→ **What is required**: From the entries that follow, extract each line holding the string "JSON".

** START Provided data **

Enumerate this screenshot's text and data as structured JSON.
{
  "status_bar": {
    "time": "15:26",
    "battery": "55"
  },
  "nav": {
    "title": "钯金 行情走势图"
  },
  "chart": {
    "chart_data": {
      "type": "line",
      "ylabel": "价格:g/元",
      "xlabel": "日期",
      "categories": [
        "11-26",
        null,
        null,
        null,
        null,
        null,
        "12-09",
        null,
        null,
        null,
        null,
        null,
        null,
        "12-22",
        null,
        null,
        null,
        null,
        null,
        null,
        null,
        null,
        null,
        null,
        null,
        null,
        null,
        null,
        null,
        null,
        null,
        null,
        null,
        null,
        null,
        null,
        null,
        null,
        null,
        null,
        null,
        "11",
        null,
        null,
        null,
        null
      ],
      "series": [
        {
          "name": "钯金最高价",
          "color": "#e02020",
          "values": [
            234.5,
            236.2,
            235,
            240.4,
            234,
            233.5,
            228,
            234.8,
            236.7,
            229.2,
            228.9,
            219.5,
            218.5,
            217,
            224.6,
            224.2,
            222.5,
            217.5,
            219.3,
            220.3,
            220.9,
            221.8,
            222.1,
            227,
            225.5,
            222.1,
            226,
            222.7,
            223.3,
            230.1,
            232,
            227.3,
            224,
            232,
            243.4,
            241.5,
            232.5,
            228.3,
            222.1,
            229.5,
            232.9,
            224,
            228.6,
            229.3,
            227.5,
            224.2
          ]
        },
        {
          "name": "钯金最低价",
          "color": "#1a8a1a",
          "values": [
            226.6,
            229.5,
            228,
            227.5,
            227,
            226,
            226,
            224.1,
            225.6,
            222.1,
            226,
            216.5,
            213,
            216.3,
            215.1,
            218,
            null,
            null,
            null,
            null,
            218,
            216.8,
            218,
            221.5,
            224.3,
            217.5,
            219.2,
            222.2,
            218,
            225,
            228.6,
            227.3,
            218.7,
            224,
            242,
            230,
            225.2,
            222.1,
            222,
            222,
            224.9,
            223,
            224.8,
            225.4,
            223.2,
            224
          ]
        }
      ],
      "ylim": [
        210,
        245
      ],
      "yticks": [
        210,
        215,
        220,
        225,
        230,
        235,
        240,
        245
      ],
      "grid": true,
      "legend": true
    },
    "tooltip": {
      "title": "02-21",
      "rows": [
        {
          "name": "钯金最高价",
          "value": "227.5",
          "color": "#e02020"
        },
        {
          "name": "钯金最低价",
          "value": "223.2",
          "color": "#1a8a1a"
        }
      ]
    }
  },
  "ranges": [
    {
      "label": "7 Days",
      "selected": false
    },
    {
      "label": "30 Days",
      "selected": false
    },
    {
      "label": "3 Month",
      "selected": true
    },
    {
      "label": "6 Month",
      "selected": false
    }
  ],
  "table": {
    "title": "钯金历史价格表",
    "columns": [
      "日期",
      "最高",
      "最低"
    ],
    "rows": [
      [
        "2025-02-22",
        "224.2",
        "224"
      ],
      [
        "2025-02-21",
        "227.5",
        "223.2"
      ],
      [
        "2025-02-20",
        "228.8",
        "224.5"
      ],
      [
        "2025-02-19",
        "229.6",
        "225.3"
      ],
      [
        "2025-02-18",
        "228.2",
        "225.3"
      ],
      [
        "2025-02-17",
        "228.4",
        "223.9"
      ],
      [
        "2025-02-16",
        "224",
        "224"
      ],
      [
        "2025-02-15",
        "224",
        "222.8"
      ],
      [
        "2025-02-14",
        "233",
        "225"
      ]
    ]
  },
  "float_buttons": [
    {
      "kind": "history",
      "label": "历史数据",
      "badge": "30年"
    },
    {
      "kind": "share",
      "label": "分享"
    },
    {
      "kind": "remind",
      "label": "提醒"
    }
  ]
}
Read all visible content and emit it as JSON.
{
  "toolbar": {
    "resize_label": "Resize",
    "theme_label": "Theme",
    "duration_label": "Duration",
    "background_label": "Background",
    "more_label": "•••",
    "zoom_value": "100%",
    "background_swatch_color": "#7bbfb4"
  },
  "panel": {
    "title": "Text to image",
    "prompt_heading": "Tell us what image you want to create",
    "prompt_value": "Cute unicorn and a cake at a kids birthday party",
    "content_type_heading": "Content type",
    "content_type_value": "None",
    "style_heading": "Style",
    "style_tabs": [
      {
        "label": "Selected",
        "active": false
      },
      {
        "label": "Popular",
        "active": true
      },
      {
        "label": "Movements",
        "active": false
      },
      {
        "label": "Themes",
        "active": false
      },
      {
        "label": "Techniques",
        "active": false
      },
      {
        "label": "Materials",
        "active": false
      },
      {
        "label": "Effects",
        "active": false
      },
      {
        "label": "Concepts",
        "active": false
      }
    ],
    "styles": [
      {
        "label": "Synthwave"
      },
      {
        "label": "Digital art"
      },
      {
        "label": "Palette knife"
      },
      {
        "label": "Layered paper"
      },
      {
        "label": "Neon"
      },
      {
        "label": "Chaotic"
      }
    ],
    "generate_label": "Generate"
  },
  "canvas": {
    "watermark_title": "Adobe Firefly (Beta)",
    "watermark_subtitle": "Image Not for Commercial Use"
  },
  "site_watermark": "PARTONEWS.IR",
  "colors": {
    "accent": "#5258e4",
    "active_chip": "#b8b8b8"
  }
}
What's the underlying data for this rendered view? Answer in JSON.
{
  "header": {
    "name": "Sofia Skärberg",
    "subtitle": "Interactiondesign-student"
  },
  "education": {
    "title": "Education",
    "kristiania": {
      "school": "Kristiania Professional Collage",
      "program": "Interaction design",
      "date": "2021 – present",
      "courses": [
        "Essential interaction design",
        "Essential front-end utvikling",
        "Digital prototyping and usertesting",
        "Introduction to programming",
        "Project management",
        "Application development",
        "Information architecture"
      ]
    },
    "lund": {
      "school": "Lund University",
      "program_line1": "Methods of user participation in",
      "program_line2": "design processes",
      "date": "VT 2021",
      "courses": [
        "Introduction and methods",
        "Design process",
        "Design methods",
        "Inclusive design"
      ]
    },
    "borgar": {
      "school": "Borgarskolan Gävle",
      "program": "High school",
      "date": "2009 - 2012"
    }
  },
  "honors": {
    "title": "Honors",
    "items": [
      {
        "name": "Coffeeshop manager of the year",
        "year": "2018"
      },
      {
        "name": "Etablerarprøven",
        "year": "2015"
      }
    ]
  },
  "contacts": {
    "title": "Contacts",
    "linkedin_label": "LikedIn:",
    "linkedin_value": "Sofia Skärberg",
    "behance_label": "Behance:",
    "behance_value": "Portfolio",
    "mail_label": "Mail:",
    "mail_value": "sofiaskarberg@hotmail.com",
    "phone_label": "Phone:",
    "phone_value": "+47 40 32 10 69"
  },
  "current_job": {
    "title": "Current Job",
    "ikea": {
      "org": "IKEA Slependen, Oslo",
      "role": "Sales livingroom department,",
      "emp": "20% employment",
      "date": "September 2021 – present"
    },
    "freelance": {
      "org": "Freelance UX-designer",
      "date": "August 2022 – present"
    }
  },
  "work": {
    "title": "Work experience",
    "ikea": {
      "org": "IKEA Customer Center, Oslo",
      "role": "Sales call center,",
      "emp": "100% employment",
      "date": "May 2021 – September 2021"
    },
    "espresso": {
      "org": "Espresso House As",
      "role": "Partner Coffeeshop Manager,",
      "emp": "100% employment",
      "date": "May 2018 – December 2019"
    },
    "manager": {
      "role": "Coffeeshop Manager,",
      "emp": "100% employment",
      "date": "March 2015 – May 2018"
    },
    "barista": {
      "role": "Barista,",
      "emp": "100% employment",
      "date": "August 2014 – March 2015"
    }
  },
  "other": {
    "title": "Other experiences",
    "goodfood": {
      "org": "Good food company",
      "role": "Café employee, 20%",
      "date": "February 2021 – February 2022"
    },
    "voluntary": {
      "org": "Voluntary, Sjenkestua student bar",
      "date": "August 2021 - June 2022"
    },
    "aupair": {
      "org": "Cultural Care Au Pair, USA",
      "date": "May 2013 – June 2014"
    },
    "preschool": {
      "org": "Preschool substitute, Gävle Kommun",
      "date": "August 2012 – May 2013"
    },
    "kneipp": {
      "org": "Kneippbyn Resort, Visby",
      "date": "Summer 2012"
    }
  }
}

** END Provided data **

→ **Written response**:
Enumerate this screenshot's text and data as structured JSON.
Read all visible content and emit it as JSON.
What's the underlying data for this rendered view? Answer in JSON.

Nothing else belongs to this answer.